Material provided
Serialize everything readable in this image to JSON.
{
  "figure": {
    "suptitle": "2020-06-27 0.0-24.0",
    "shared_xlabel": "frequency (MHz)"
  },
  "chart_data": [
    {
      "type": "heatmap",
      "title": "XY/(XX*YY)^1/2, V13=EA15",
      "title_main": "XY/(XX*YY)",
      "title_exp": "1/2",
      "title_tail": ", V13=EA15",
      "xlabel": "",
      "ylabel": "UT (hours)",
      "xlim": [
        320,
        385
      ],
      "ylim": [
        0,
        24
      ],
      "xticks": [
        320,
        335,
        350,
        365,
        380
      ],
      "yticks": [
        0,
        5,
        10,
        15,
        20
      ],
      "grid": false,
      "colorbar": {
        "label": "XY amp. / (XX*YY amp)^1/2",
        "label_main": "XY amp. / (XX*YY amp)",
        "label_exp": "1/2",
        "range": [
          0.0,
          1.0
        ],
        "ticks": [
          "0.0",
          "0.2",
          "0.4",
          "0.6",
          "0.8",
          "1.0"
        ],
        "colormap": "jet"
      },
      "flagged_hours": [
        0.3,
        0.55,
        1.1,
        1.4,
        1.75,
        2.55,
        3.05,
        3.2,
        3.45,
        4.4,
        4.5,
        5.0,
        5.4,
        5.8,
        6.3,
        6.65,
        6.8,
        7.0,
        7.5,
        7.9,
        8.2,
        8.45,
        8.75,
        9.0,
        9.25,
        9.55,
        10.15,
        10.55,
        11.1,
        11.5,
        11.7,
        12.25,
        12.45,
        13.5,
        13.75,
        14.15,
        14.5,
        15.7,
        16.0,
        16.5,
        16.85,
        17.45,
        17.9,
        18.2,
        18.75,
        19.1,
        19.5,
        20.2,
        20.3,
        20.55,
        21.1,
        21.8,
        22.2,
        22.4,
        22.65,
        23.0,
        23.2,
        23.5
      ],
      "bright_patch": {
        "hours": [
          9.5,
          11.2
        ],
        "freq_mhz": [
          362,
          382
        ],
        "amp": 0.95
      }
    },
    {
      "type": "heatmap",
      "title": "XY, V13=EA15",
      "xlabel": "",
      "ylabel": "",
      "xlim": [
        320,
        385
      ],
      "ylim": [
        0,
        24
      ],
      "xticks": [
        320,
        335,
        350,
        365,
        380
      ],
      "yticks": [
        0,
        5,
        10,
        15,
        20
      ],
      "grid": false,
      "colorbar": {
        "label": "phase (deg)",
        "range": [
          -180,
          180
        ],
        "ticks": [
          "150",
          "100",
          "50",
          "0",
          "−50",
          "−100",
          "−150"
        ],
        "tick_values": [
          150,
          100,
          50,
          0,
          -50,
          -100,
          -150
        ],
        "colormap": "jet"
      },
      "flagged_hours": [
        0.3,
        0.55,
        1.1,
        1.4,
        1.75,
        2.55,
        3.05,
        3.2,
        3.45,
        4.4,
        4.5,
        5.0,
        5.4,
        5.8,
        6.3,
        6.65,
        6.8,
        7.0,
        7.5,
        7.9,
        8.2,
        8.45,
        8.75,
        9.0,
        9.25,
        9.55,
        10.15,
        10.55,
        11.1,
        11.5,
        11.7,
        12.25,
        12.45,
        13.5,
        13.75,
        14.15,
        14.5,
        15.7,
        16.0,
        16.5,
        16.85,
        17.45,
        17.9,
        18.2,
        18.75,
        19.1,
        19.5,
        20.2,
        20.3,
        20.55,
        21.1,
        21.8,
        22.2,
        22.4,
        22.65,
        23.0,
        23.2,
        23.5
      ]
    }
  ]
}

Exercise requirements
Would you restate each of the entries word for word?

Answer below
Serialize everything readable in this image to JSON.
{
  "figure": {
    "suptitle": "2020-06-27 0.0-24.0",
    "shared_xlabel": "frequency (MHz)"
  },
  "chart_data": [
    {
      "type": "heatmap",
      "title": "XY/(XX*YY)^1/2, V13=EA15",
      "title_main": "XY/(XX*YY)",
      "title_exp": "1/2",
      "title_tail": ", V13=EA15",
      "xlabel": "",
      "ylabel": "UT (hours)",
      "xlim": [
        320,
        385
      ],
      "ylim": [
        0,
        24
      ],
      "xticks": [
        320,
        335,
        350,
        365,
        380
      ],
      "yticks": [
        0,
        5,
        10,
        15,
        20
      ],
      "grid": false,
      "colorbar": {
        "label": "XY amp. / (XX*YY amp)^1/2",
        "label_main": "XY amp. / (XX*YY amp)",
        "label_exp": "1/2",
        "range": [
          0.0,
          1.0
        ],
        "ticks": [
          "0.0",
          "0.2",
          "0.4",
          "0.6",
          "0.8",
          "1.0"
        ],
        "colormap": "jet"
      },
      "flagged_hours": [
        0.3,
        0.55,
        1.1,
        1.4,
        1.75,
        2.55,
        3.05,
        3.2,
        3.45,
        4.4,
        4.5,
        5.0,
        5.4,
        5.8,
        6.3,
        6.65,
        6.8,
        7.0,
        7.5,
        7.9,
        8.2,
        8.45,
        8.75,
        9.0,
        9.25,
        9.55,
        10.15,
        10.55,
        11.1,
        11.5,
        11.7,
        12.25,
        12.45,
        13.5,
        13.75,
        14.15,
        14.5,
        15.7,
        16.0,
        16.5,
        16.85,
        17.45,
        17.9,
        18.2,
        18.75,
        19.1,
        19.5,
        20.2,
        20.3,
        20.55,
        21.1,
        21.8,
        22.2,
        22.4,
        22.65,
        23.0,
        23.2,
        23.5
      ],
      "bright_patch": {
        "hours": [
          9.5,
          11.2
        ],
        "freq_mhz": [
          362,
          382
        ],
        "amp": 0.95
      }
    },
    {
      "type": "heatmap",
      "title": "XY, V13=EA15",
      "xlabel": "",
      "ylabel": "",
      "xlim": [
        320,
        385
      ],
      "ylim": [
        0,
        24
      ],
      "xticks": [
        320,
        335,
        350,
        365,
        380
      ],
      "yticks": [
        0,
        5,
        10,
        15,
        20
      ],
      "grid": false,
      "colorbar": {
        "label": "phase (deg)",
        "range": [
          -180,
          180
        ],
        "ticks": [
          "150",
          "100",
          "50",
          "0",
          "−50",
          "−100",
          "−150"
        ],
        "tick_values": [
          150,
          100,
          50,
          0,
          -50,
          -100,
          -150
        ],
        "colormap": "jet"
      },
      "flagged_hours": [
        0.3,
        0.55,
        1.1,
        1.4,
        1.75,
        2.55,
        3.05,
        3.2,
        3.45,
        4.4,
        4.5,
        5.0,
        5.4,
        5.8,
        6.3,
        6.65,
        6.8,
        7.0,
        7.5,
        7.9,
        8.2,
        8.45,
        8.75,
        9.0,
        9.25,
        9.55,
        10.15,
        10.55,
        11.1,
        11.5,
        11.7,
        12.25,
        12.45,
        13.5,
        13.75,
        14.15,
        14.5,
        15.7,
        16.0,
        16.5,
        16.85,
        17.45,
        17.9,
        18.2,
        18.75,
        19.1,
        19.5,
        20.2,
        20.3,
        20.55,
        21.1,
        21.8,
        22.2,
        22.4,
        22.65,
        23.0,
        23.2,
        23.5
      ]
    }
  ]
}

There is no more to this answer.